§ **Problem requirements**
Check each line of the listing for the string "państwa", then state how many lines have it. Only the number is wanted.

§ **Source data**
● ● ● ●

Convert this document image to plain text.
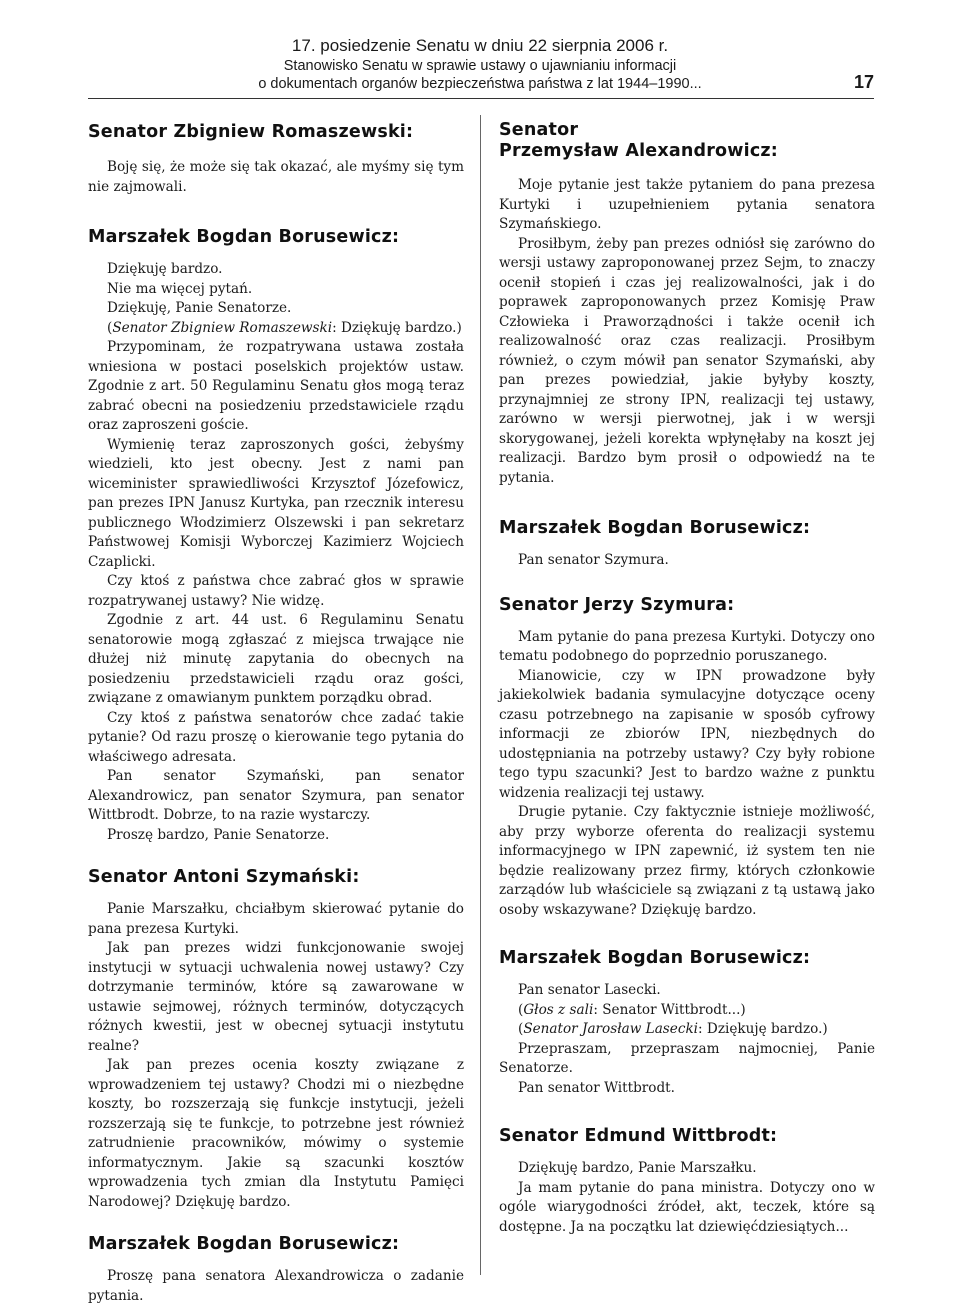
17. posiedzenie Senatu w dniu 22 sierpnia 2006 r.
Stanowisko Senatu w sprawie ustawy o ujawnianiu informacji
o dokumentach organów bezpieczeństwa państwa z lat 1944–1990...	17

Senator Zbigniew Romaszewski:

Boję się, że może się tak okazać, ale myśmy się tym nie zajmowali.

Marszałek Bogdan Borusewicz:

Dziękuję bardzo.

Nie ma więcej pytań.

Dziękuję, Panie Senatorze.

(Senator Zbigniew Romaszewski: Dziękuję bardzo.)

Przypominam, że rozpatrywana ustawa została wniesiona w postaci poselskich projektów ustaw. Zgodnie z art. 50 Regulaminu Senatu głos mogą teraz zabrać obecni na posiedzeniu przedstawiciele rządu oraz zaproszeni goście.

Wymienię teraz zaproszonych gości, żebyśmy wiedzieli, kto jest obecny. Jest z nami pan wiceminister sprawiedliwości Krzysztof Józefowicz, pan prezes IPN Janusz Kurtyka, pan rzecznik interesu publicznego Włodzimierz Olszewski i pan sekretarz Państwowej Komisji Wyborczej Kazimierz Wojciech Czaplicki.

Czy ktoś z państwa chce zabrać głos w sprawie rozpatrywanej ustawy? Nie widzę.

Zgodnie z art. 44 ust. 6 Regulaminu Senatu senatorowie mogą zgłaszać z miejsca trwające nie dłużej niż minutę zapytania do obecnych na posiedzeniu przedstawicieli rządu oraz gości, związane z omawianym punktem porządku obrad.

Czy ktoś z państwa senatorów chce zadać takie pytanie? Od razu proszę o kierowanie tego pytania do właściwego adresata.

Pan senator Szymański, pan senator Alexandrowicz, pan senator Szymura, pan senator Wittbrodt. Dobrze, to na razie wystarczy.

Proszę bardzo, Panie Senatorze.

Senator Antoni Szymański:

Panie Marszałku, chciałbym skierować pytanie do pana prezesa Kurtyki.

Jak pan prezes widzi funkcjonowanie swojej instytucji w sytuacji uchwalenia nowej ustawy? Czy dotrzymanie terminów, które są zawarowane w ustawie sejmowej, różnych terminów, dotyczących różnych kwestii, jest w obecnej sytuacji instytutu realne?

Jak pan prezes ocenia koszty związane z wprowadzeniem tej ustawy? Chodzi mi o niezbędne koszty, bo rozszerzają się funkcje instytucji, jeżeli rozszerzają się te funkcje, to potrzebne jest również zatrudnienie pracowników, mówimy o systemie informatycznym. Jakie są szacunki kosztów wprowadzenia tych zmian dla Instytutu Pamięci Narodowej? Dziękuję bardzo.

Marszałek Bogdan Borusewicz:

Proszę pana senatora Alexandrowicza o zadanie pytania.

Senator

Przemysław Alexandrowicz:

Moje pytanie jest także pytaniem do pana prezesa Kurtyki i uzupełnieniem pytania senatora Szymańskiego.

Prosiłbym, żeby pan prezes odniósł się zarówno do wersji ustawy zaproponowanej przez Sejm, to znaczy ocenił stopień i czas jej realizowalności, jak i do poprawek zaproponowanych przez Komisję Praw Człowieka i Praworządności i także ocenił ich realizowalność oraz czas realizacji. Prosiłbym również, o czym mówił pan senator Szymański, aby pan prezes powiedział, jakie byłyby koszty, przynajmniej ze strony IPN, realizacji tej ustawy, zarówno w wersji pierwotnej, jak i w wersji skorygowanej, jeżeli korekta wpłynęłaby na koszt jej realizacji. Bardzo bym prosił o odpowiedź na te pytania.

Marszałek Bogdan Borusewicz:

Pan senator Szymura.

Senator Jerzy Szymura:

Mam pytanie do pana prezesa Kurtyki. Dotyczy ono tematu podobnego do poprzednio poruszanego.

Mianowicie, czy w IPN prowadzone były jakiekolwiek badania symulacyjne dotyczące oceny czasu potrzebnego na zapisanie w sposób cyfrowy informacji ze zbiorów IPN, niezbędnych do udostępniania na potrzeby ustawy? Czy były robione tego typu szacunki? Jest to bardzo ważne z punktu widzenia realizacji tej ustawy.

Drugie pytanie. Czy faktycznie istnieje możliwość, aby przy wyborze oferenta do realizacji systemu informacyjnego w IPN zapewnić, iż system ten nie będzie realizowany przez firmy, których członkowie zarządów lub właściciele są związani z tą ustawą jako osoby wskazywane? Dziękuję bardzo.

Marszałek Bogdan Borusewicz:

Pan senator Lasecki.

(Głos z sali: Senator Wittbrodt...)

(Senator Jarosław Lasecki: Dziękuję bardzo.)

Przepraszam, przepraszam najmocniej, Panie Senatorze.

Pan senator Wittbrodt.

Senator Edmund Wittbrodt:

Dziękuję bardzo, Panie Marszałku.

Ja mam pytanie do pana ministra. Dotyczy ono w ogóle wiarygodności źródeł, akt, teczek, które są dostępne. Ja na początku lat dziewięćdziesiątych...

● ● ● ●

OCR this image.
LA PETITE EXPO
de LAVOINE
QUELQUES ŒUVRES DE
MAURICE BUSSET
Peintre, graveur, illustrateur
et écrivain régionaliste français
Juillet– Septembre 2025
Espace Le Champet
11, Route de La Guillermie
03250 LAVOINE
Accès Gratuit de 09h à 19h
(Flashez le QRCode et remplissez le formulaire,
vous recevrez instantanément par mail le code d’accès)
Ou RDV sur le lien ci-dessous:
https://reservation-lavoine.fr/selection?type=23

● ● ● ●

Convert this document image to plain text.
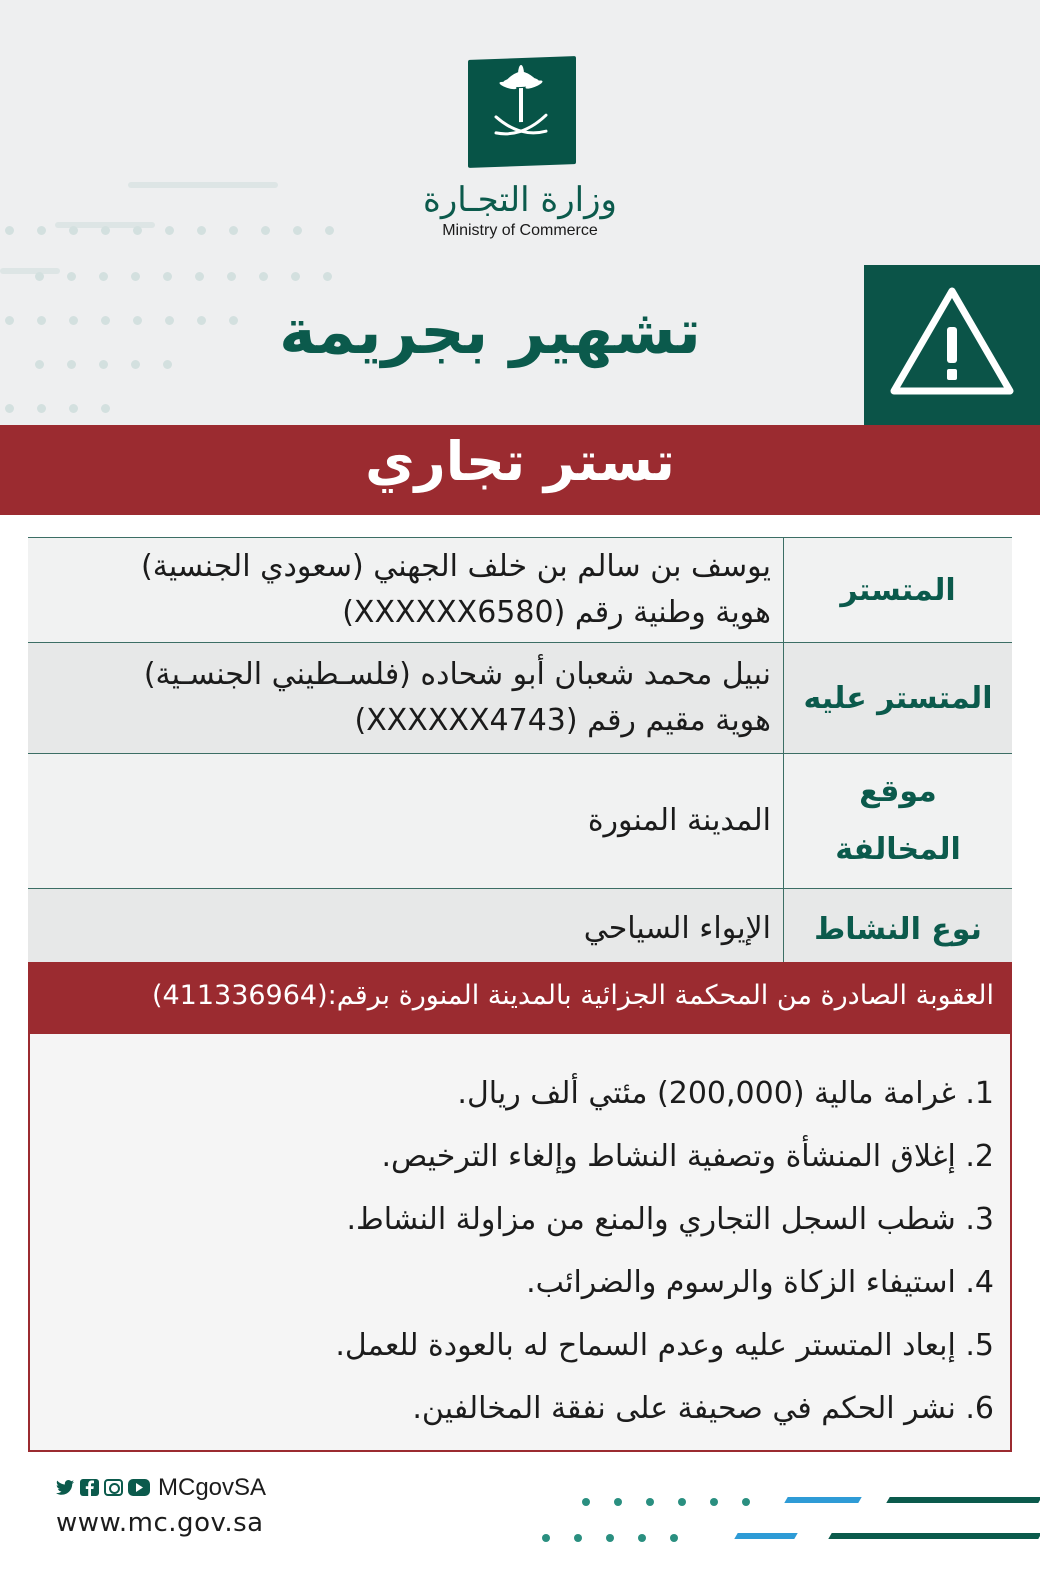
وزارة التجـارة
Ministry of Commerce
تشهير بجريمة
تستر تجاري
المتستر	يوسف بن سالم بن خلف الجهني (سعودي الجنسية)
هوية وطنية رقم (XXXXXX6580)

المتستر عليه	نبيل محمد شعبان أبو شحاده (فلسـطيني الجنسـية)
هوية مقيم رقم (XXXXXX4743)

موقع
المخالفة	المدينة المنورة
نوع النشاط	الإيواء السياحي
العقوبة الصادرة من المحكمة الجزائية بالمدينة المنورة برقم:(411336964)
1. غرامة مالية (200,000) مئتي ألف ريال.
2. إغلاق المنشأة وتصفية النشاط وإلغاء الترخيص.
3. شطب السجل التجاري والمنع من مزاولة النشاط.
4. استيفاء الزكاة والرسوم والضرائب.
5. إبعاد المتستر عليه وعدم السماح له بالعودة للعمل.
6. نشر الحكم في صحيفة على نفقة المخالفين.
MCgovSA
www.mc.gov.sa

● ● ● ●

§ **Solution for this problem**
3